--- start of Rows ---

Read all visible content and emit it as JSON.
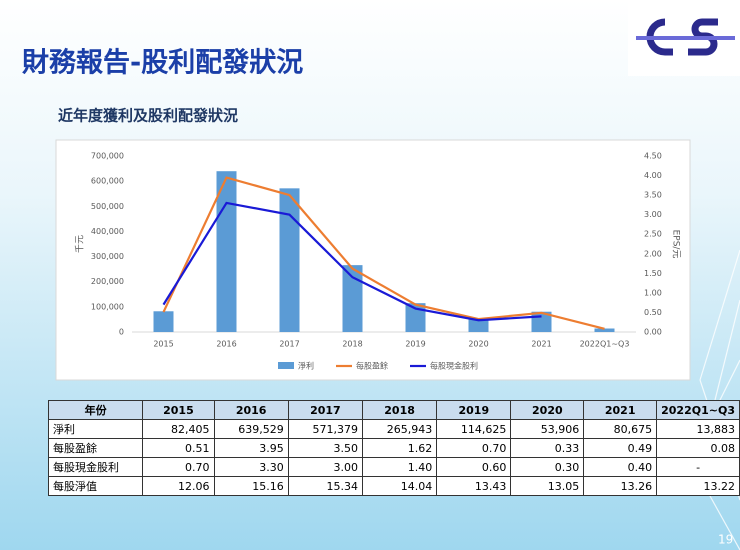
{
  "header": {
    "title": "財務報告-股利配發狀況",
    "subtitle": "近年度獲利及股利配發狀況"
  },
  "chart_data": {
    "type": "combo",
    "categories": [
      "2015",
      "2016",
      "2017",
      "2018",
      "2019",
      "2020",
      "2021",
      "2022Q1~Q3"
    ],
    "series": [
      {
        "name": "淨利",
        "type": "bar",
        "color": "#5b9bd5",
        "values": [
          82405,
          639529,
          571379,
          265943,
          114625,
          53906,
          80675,
          13883
        ]
      },
      {
        "name": "每股盈餘",
        "type": "line",
        "axis": "y2",
        "color": "#ed7d31",
        "values": [
          0.51,
          3.95,
          3.5,
          1.62,
          0.7,
          0.33,
          0.49,
          0.08
        ]
      },
      {
        "name": "每股現金股利",
        "type": "line",
        "axis": "y2",
        "color": "#1a1ad6",
        "values": [
          0.7,
          3.3,
          3.0,
          1.4,
          0.6,
          0.3,
          0.4,
          null
        ]
      }
    ],
    "ylabel": "千元",
    "y2label": "EPS/元",
    "ylim": [
      0,
      700000
    ],
    "yticks": [
      0,
      {
        "value": 100000,
        "label": "100,000"
      },
      {
        "value": 200000,
        "label": "200,000"
      },
      {
        "value": 300000,
        "label": "300,000"
      },
      {
        "value": 400000,
        "label": "400,000"
      },
      {
        "value": 500000,
        "label": "500,000"
      },
      {
        "value": 600000,
        "label": "600,000"
      },
      {
        "value": 700000,
        "label": "700,000"
      }
    ],
    "y2lim": [
      0,
      4.5
    ],
    "y2ticks": [
      {
        "value": 0,
        "label": "0.00"
      },
      {
        "value": 0.5,
        "label": "0.50"
      },
      {
        "value": 1,
        "label": "1.00"
      },
      {
        "value": 1.5,
        "label": "1.50"
      },
      {
        "value": 2,
        "label": "2.00"
      },
      {
        "value": 2.5,
        "label": "2.50"
      },
      {
        "value": 3,
        "label": "3.00"
      },
      {
        "value": 3.5,
        "label": "3.50"
      },
      {
        "value": 4,
        "label": "4.00"
      },
      {
        "value": 4.5,
        "label": "4.50"
      }
    ],
    "grid": false,
    "legend": "bottom"
  },
  "table": {
    "header": [
      "年份",
      "2015",
      "2016",
      "2017",
      "2018",
      "2019",
      "2020",
      "2021",
      "2022Q1~Q3"
    ],
    "rows": [
      [
        "淨利",
        "82,405",
        "639,529",
        "571,379",
        "265,943",
        "114,625",
        "53,906",
        "80,675",
        "13,883"
      ],
      [
        "每股盈餘",
        "0.51",
        "3.95",
        "3.50",
        "1.62",
        "0.70",
        "0.33",
        "0.49",
        "0.08"
      ],
      [
        "每股現金股利",
        "0.70",
        "3.30",
        "3.00",
        "1.40",
        "0.60",
        "0.30",
        "0.40",
        "-"
      ],
      [
        "每股淨值",
        "12.06",
        "15.16",
        "15.34",
        "14.04",
        "13.43",
        "13.05",
        "13.26",
        "13.22"
      ]
    ]
  },
  "page_number": "19"
}
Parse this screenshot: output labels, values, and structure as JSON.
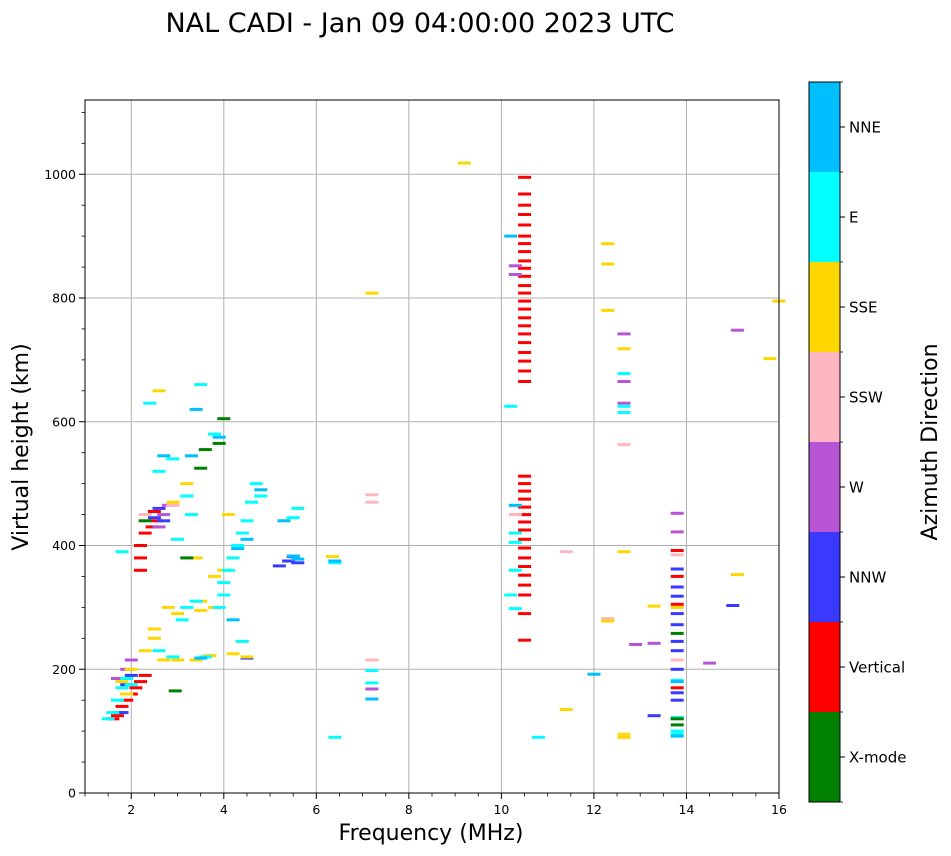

--- end of Rows ---

_To do_
Copy every record above exactly as written, but leave out the pictures.

_Output_
Read all visible content and emit it as JSON.
{
  "header": {
    "title": "財務報告-股利配發狀況",
    "subtitle": "近年度獲利及股利配發狀況"
  },
  "chart_data": {
    "type": "combo",
    "categories": [
      "2015",
      "2016",
      "2017",
      "2018",
      "2019",
      "2020",
      "2021",
      "2022Q1~Q3"
    ],
    "series": [
      {
        "name": "淨利",
        "type": "bar",
        "color": "#5b9bd5",
        "values": [
          82405,
          639529,
          571379,
          265943,
          114625,
          53906,
          80675,
          13883
        ]
      },
      {
        "name": "每股盈餘",
        "type": "line",
        "axis": "y2",
        "color": "#ed7d31",
        "values": [
          0.51,
          3.95,
          3.5,
          1.62,
          0.7,
          0.33,
          0.49,
          0.08
        ]
      },
      {
        "name": "每股現金股利",
        "type": "line",
        "axis": "y2",
        "color": "#1a1ad6",
        "values": [
          0.7,
          3.3,
          3.0,
          1.4,
          0.6,
          0.3,
          0.4,
          null
        ]
      }
    ],
    "ylabel": "千元",
    "y2label": "EPS/元",
    "ylim": [
      0,
      700000
    ],
    "yticks": [
      0,
      {
        "value": 100000,
        "label": "100,000"
      },
      {
        "value": 200000,
        "label": "200,000"
      },
      {
        "value": 300000,
        "label": "300,000"
      },
      {
        "value": 400000,
        "label": "400,000"
      },
      {
        "value": 500000,
        "label": "500,000"
      },
      {
        "value": 600000,
        "label": "600,000"
      },
      {
        "value": 700000,
        "label": "700,000"
      }
    ],
    "y2lim": [
      0,
      4.5
    ],
    "y2ticks": [
      {
        "value": 0,
        "label": "0.00"
      },
      {
        "value": 0.5,
        "label": "0.50"
      },
      {
        "value": 1,
        "label": "1.00"
      },
      {
        "value": 1.5,
        "label": "1.50"
      },
      {
        "value": 2,
        "label": "2.00"
      },
      {
        "value": 2.5,
        "label": "2.50"
      },
      {
        "value": 3,
        "label": "3.00"
      },
      {
        "value": 3.5,
        "label": "3.50"
      },
      {
        "value": 4,
        "label": "4.00"
      },
      {
        "value": 4.5,
        "label": "4.50"
      }
    ],
    "grid": false,
    "legend": "bottom"
  },
  "table": {
    "header": [
      "年份",
      "2015",
      "2016",
      "2017",
      "2018",
      "2019",
      "2020",
      "2021",
      "2022Q1~Q3"
    ],
    "rows": [
      [
        "淨利",
        "82,405",
        "639,529",
        "571,379",
        "265,943",
        "114,625",
        "53,906",
        "80,675",
        "13,883"
      ],
      [
        "每股盈餘",
        "0.51",
        "3.95",
        "3.50",
        "1.62",
        "0.70",
        "0.33",
        "0.49",
        "0.08"
      ],
      [
        "每股現金股利",
        "0.70",
        "3.30",
        "3.00",
        "1.40",
        "0.60",
        "0.30",
        "0.40",
        "-"
      ],
      [
        "每股淨值",
        "12.06",
        "15.16",
        "15.34",
        "14.04",
        "13.43",
        "13.05",
        "13.26",
        "13.22"
      ]
    ]
  },
  "page_number": "19"
}
Parse this screenshot: output labels, values, and structure as JSON.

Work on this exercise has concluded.